Task brief
Copy every line from the material below that holds "color".
■ ■ ■ ■ ■
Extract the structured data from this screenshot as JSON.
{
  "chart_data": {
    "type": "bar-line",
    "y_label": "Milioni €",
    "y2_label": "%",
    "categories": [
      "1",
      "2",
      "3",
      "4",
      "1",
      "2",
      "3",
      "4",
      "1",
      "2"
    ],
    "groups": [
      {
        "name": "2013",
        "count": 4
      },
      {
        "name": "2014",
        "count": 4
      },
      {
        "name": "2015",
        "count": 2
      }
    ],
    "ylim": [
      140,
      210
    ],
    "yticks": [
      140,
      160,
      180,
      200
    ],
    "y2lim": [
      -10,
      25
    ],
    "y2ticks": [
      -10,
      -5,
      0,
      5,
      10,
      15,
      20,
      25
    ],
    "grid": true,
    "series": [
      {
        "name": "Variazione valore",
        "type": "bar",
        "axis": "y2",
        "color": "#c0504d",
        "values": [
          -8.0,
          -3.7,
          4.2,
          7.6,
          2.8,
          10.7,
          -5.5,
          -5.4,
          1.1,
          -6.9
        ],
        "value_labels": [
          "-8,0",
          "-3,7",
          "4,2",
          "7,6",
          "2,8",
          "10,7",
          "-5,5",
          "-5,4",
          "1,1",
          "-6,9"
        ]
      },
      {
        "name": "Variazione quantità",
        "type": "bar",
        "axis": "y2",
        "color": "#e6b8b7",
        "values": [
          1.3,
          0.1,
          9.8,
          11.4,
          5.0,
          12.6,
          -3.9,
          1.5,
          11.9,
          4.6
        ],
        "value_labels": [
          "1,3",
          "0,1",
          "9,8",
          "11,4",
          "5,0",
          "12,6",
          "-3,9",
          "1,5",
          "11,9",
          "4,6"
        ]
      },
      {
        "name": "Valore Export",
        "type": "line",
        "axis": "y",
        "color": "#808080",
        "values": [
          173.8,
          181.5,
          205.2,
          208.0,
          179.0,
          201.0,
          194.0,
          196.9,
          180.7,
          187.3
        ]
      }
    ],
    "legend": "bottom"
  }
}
■ ■ ■ ■ ■
Exercise output
        "color": "#c0504d",
        "color": "#e6b8b7",
        "color": "#808080",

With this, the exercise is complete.